## TASK REQUIREMENTS:
Repeat each line of the material exactly.

--- start of RECORDS PROVIDED ---

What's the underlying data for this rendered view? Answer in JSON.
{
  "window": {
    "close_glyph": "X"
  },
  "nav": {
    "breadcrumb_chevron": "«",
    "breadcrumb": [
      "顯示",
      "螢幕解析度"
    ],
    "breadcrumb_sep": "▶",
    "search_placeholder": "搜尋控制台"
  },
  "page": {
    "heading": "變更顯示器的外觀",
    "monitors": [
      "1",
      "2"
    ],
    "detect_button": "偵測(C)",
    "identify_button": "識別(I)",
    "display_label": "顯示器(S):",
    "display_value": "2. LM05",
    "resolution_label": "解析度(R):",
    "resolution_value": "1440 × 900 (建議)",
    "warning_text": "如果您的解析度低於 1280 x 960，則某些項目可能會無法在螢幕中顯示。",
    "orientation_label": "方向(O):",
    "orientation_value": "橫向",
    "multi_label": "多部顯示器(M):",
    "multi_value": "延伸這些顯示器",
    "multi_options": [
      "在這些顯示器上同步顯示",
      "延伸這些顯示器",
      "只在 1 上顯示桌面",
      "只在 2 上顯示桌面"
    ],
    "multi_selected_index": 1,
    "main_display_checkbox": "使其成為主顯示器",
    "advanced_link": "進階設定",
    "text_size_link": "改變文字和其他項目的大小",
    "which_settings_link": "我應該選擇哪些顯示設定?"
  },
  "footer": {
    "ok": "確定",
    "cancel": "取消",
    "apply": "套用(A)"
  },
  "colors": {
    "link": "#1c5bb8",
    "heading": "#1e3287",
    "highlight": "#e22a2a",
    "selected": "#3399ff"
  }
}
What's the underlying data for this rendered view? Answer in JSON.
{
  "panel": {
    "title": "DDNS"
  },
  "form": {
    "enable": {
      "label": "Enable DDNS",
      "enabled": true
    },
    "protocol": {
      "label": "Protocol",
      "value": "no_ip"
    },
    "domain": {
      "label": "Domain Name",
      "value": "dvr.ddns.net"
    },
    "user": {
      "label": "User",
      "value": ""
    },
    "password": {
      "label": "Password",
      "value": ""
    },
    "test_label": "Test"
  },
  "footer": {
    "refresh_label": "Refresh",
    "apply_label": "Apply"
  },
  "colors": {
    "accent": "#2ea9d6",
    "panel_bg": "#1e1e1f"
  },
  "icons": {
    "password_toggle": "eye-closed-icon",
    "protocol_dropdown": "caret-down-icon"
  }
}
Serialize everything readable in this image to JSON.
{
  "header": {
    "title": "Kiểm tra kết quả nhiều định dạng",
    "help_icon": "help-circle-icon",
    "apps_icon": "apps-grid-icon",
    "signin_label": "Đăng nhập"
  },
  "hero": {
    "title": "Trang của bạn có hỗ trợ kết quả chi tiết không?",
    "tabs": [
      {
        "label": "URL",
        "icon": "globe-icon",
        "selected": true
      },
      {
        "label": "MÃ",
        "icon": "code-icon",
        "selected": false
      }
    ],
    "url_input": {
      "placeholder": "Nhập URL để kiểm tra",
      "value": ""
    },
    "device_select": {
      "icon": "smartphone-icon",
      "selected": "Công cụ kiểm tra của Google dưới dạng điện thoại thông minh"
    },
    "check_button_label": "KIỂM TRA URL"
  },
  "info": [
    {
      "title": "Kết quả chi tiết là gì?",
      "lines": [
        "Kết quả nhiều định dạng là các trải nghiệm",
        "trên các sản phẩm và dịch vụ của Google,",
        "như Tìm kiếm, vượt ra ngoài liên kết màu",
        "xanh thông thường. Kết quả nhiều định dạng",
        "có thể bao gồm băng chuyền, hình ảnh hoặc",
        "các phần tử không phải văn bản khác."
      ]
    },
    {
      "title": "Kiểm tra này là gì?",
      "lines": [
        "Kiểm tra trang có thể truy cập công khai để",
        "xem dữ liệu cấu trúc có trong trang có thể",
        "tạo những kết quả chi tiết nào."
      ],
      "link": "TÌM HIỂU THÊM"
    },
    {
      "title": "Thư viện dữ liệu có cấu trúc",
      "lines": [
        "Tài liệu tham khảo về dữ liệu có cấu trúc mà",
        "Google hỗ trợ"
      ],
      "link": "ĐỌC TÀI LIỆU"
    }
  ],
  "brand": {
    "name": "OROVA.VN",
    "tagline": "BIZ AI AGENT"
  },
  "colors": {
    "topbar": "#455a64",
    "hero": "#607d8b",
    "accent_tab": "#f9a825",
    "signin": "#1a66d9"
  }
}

--- end of RECORDS PROVIDED ---

## RESULT:
What's the underlying data for this rendered view? Answer in JSON.
{
  "window": {
    "close_glyph": "X"
  },
  "nav": {
    "breadcrumb_chevron": "«",
    "breadcrumb": [
      "顯示",
      "螢幕解析度"
    ],
    "breadcrumb_sep": "▶",
    "search_placeholder": "搜尋控制台"
  },
  "page": {
    "heading": "變更顯示器的外觀",
    "monitors": [
      "1",
      "2"
    ],
    "detect_button": "偵測(C)",
    "identify_button": "識別(I)",
    "display_label": "顯示器(S):",
    "display_value": "2. LM05",
    "resolution_label": "解析度(R):",
    "resolution_value": "1440 × 900 (建議)",
    "warning_text": "如果您的解析度低於 1280 x 960，則某些項目可能會無法在螢幕中顯示。",
    "orientation_label": "方向(O):",
    "orientation_value": "橫向",
    "multi_label": "多部顯示器(M):",
    "multi_value": "延伸這些顯示器",
    "multi_options": [
      "在這些顯示器上同步顯示",
      "延伸這些顯示器",
      "只在 1 上顯示桌面",
      "只在 2 上顯示桌面"
    ],
    "multi_selected_index": 1,
    "main_display_checkbox": "使其成為主顯示器",
    "advanced_link": "進階設定",
    "text_size_link": "改變文字和其他項目的大小",
    "which_settings_link": "我應該選擇哪些顯示設定?"
  },
  "footer": {
    "ok": "確定",
    "cancel": "取消",
    "apply": "套用(A)"
  },
  "colors": {
    "link": "#1c5bb8",
    "heading": "#1e3287",
    "highlight": "#e22a2a",
    "selected": "#3399ff"
  }
}
What's the underlying data for this rendered view? Answer in JSON.
{
  "panel": {
    "title": "DDNS"
  },
  "form": {
    "enable": {
      "label": "Enable DDNS",
      "enabled": true
    },
    "protocol": {
      "label": "Protocol",
      "value": "no_ip"
    },
    "domain": {
      "label": "Domain Name",
      "value": "dvr.ddns.net"
    },
    "user": {
      "label": "User",
      "value": ""
    },
    "password": {
      "label": "Password",
      "value": ""
    },
    "test_label": "Test"
  },
  "footer": {
    "refresh_label": "Refresh",
    "apply_label": "Apply"
  },
  "colors": {
    "accent": "#2ea9d6",
    "panel_bg": "#1e1e1f"
  },
  "icons": {
    "password_toggle": "eye-closed-icon",
    "protocol_dropdown": "caret-down-icon"
  }
}
Serialize everything readable in this image to JSON.
{
  "header": {
    "title": "Kiểm tra kết quả nhiều định dạng",
    "help_icon": "help-circle-icon",
    "apps_icon": "apps-grid-icon",
    "signin_label": "Đăng nhập"
  },
  "hero": {
    "title": "Trang của bạn có hỗ trợ kết quả chi tiết không?",
    "tabs": [
      {
        "label": "URL",
        "icon": "globe-icon",
        "selected": true
      },
      {
        "label": "MÃ",
        "icon": "code-icon",
        "selected": false
      }
    ],
    "url_input": {
      "placeholder": "Nhập URL để kiểm tra",
      "value": ""
    },
    "device_select": {
      "icon": "smartphone-icon",
      "selected": "Công cụ kiểm tra của Google dưới dạng điện thoại thông minh"
    },
    "check_button_label": "KIỂM TRA URL"
  },
  "info": [
    {
      "title": "Kết quả chi tiết là gì?",
      "lines": [
        "Kết quả nhiều định dạng là các trải nghiệm",
        "trên các sản phẩm và dịch vụ của Google,",
        "như Tìm kiếm, vượt ra ngoài liên kết màu",
        "xanh thông thường. Kết quả nhiều định dạng",
        "có thể bao gồm băng chuyền, hình ảnh hoặc",
        "các phần tử không phải văn bản khác."
      ]
    },
    {
      "title": "Kiểm tra này là gì?",
      "lines": [
        "Kiểm tra trang có thể truy cập công khai để",
        "xem dữ liệu cấu trúc có trong trang có thể",
        "tạo những kết quả chi tiết nào."
      ],
      "link": "TÌM HIỂU THÊM"
    },
    {
      "title": "Thư viện dữ liệu có cấu trúc",
      "lines": [
        "Tài liệu tham khảo về dữ liệu có cấu trúc mà",
        "Google hỗ trợ"
      ],
      "link": "ĐỌC TÀI LIỆU"
    }
  ],
  "brand": {
    "name": "OROVA.VN",
    "tagline": "BIZ AI AGENT"
  },
  "colors": {
    "topbar": "#455a64",
    "hero": "#607d8b",
    "accent_tab": "#f9a825",
    "signin": "#1a66d9"
  }
}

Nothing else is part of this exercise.